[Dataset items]
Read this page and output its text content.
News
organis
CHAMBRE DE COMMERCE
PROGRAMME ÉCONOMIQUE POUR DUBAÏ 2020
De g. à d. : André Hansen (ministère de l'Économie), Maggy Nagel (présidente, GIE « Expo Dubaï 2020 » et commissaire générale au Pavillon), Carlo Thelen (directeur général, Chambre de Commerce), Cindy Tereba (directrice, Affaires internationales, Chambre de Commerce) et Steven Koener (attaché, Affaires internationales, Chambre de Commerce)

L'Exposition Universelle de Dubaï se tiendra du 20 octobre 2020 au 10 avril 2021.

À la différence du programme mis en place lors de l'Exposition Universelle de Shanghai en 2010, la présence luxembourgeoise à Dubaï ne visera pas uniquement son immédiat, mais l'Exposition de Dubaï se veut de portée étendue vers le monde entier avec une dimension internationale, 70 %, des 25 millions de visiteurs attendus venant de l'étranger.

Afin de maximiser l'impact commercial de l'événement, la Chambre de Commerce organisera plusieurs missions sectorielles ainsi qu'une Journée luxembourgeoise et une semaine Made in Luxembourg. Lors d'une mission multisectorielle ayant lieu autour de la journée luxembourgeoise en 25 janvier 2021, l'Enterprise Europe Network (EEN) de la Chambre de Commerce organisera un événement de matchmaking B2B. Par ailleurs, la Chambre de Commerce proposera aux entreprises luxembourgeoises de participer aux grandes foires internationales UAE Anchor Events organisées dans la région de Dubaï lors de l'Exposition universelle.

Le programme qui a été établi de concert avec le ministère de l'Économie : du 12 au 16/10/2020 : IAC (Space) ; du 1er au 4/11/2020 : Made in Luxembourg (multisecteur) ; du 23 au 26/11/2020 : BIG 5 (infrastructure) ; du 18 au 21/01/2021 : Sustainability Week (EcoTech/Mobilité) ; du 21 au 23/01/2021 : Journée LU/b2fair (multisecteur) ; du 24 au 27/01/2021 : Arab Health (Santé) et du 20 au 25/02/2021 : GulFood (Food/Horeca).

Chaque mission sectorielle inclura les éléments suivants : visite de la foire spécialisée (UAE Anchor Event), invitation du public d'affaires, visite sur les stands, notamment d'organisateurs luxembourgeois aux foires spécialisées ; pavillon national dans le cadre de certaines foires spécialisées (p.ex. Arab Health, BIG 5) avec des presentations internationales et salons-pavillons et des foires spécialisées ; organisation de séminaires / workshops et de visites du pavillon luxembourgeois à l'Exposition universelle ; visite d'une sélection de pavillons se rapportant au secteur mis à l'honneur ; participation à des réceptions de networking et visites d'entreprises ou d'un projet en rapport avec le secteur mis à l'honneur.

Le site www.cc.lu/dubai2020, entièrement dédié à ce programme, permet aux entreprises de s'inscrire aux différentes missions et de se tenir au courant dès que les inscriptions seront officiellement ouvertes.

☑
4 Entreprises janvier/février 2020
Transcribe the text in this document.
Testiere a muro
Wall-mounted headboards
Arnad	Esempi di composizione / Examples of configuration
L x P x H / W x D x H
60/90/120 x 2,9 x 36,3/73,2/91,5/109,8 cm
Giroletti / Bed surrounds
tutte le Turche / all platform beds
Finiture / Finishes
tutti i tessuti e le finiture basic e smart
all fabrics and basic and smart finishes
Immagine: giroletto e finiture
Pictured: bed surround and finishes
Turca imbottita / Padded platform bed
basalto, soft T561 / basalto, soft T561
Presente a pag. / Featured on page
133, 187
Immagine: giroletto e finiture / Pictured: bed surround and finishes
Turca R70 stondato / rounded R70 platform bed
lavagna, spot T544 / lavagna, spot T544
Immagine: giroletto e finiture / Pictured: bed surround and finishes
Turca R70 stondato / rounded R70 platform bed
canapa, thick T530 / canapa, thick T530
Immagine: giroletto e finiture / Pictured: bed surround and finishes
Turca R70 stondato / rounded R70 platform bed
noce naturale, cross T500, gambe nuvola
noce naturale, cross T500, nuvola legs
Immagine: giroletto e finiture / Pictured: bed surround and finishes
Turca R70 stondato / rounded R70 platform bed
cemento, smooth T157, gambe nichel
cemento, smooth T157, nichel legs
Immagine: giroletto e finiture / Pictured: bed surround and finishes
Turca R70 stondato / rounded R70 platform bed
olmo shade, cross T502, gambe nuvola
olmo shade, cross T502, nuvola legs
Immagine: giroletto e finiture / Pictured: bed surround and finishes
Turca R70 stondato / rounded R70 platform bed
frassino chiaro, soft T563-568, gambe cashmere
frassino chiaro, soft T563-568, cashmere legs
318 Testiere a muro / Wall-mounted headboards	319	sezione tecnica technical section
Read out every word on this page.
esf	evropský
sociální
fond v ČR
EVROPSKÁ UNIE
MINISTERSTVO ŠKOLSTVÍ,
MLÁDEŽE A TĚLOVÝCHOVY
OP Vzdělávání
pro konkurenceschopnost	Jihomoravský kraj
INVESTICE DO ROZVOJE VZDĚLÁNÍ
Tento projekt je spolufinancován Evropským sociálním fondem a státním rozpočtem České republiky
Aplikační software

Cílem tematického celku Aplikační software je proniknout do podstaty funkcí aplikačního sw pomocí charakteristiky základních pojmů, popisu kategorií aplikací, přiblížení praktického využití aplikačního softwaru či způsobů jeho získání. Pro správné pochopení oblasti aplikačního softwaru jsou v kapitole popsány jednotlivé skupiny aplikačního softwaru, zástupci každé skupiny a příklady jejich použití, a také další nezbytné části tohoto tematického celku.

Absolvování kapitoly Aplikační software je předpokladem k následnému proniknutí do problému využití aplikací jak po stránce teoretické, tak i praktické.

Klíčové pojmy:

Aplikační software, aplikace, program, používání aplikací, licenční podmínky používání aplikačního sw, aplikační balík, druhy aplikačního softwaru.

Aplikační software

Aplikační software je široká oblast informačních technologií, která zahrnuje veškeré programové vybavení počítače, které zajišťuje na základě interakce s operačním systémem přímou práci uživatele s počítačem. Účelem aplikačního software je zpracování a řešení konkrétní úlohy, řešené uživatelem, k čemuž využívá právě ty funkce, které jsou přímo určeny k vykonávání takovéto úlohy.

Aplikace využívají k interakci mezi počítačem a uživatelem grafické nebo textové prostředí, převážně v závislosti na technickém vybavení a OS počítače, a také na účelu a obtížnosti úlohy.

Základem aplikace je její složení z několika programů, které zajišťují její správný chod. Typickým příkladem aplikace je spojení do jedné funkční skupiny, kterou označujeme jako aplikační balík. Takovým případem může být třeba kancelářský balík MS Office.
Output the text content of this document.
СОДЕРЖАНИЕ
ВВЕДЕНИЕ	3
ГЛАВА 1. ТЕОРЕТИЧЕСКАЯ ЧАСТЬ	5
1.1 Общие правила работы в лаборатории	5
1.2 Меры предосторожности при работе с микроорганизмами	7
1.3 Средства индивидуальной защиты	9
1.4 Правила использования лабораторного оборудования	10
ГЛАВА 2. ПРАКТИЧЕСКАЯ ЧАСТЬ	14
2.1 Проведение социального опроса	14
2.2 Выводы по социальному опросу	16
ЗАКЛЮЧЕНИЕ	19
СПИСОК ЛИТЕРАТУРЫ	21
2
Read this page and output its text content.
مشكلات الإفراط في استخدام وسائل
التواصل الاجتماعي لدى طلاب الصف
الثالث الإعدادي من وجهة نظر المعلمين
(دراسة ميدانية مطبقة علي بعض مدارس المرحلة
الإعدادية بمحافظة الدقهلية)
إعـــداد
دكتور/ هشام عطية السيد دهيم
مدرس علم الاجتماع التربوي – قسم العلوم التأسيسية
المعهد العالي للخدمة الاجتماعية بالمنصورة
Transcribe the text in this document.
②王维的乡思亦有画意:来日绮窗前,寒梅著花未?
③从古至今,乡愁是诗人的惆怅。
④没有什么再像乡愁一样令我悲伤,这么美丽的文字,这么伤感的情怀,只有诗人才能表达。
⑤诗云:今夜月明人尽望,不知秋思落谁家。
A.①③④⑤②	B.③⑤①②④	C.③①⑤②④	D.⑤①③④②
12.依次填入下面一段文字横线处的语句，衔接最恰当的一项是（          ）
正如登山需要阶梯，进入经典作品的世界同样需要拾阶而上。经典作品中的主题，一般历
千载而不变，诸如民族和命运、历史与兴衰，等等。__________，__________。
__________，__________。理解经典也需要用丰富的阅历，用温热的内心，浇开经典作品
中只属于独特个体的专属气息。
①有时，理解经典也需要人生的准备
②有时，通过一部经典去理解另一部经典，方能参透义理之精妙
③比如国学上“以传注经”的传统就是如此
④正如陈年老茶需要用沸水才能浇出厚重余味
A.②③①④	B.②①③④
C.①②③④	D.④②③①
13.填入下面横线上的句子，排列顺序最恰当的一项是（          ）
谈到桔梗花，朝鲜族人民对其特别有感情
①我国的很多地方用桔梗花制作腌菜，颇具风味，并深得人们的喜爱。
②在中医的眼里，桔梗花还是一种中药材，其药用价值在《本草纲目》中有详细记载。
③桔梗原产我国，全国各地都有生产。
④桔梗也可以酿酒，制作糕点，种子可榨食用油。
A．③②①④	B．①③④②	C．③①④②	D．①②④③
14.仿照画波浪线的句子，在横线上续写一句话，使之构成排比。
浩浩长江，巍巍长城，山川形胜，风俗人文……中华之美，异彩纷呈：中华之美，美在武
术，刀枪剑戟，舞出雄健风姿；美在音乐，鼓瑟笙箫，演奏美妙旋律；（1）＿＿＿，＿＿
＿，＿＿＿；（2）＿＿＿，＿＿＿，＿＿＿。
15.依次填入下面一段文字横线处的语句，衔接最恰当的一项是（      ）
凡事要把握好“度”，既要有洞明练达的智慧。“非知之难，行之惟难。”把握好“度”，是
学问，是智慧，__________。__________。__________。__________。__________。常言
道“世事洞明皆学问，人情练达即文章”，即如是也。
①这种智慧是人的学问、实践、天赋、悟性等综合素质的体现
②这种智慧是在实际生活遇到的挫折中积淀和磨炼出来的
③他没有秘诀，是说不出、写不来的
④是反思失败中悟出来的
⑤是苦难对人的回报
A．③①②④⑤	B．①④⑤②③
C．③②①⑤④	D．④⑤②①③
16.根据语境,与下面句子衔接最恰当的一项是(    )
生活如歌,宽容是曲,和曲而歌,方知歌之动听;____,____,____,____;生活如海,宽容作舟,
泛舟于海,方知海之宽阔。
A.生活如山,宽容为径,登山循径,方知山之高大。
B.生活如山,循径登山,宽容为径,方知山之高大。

Instruction:
Return only the number of lines in the preceding records that contain the string "Made".

The solution:
2